**Materials provided:**
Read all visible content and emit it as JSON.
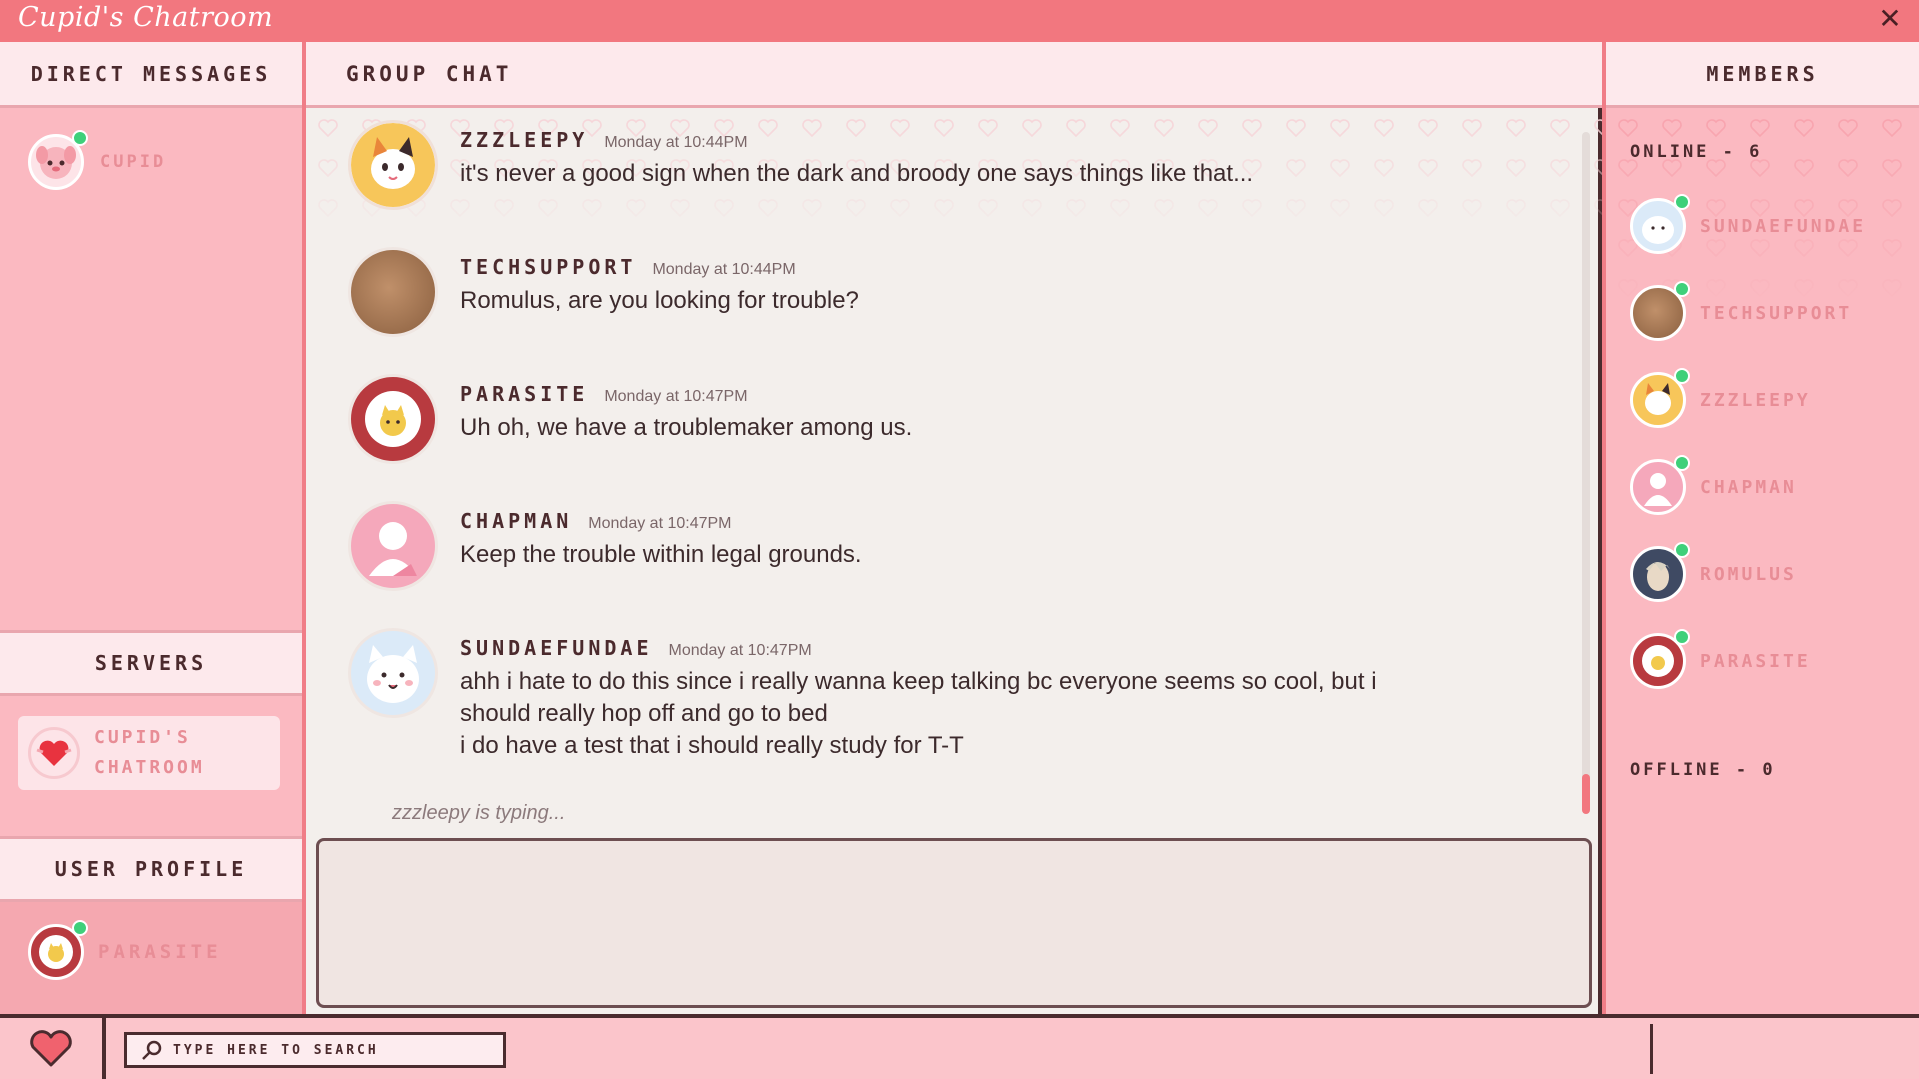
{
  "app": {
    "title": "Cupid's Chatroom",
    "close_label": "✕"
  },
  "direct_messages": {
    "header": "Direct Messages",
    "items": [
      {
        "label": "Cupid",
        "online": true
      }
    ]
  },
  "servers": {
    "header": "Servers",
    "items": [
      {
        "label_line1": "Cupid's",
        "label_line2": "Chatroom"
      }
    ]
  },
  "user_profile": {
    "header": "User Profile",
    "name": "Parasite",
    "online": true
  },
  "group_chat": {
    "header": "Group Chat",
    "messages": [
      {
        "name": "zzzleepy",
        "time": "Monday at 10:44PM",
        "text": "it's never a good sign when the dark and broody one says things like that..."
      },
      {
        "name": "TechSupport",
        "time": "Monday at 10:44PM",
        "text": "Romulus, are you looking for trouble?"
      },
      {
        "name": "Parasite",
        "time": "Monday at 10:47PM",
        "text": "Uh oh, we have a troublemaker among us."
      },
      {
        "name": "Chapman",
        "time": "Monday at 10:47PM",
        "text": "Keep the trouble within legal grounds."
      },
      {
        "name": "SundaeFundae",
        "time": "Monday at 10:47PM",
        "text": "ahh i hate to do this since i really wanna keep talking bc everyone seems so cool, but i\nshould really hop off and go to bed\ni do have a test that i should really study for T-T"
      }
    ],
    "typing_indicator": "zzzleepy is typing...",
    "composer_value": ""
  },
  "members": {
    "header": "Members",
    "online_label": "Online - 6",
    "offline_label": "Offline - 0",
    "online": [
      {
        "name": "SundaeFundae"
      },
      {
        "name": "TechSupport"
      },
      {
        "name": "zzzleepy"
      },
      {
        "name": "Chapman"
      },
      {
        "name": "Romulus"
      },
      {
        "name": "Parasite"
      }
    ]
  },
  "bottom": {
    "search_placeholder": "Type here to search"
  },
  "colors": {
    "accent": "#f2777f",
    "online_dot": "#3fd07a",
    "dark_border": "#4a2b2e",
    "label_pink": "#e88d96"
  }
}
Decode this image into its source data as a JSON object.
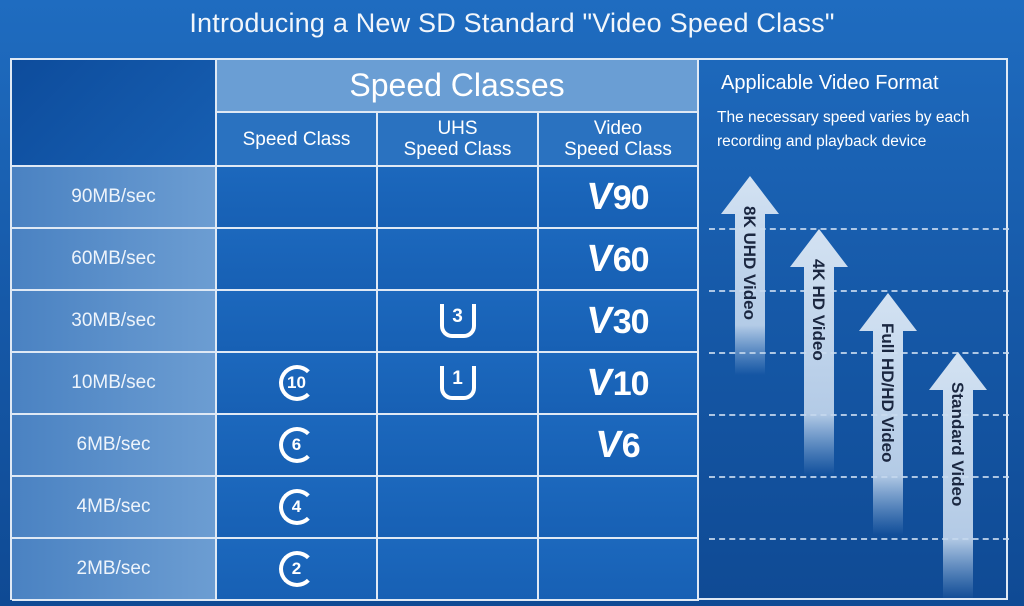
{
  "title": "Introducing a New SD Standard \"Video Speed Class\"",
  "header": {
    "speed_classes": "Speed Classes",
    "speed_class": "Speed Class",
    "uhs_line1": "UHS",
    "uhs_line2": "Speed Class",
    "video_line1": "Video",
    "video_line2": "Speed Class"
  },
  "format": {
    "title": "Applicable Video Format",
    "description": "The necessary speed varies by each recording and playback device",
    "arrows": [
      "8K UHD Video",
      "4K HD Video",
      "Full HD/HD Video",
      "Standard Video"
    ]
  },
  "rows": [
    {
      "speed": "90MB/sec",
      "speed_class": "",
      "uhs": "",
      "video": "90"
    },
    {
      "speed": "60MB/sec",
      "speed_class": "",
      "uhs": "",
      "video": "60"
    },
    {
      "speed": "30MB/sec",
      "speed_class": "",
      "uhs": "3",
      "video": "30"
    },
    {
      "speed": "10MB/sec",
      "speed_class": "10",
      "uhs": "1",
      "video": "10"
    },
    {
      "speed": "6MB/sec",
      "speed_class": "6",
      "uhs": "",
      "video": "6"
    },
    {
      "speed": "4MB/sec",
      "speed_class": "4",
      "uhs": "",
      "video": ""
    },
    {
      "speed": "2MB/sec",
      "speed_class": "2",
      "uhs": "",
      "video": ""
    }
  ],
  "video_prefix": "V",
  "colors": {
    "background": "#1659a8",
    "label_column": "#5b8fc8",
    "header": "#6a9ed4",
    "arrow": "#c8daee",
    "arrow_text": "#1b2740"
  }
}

* * *

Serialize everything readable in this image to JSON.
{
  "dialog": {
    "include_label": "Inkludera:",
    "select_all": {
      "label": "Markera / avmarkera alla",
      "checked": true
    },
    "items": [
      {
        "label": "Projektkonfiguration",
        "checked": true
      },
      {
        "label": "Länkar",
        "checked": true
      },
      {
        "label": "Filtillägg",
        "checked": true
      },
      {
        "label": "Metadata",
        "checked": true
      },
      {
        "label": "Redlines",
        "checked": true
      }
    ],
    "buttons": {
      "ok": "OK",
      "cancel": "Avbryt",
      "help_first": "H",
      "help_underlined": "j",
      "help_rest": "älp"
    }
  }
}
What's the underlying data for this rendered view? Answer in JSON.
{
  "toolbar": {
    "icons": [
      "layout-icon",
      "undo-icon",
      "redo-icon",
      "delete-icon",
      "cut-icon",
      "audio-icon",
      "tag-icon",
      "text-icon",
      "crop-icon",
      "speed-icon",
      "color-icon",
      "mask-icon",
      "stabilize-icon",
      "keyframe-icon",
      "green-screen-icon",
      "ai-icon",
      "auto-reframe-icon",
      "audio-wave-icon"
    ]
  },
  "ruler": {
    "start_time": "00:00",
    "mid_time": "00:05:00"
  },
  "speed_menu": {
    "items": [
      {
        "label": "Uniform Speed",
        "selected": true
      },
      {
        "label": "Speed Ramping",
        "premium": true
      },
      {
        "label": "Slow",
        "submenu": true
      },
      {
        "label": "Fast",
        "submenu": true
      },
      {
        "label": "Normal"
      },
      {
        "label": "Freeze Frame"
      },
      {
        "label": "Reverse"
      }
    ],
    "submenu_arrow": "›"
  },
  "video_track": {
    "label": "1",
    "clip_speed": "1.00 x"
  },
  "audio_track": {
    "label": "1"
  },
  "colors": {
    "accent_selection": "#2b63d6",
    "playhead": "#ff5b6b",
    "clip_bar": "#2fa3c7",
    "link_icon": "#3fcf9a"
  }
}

**Exercise brief:**
Count how many lines in the data contain the word "Parasite", giving the number without comment.

**Correct result:**
3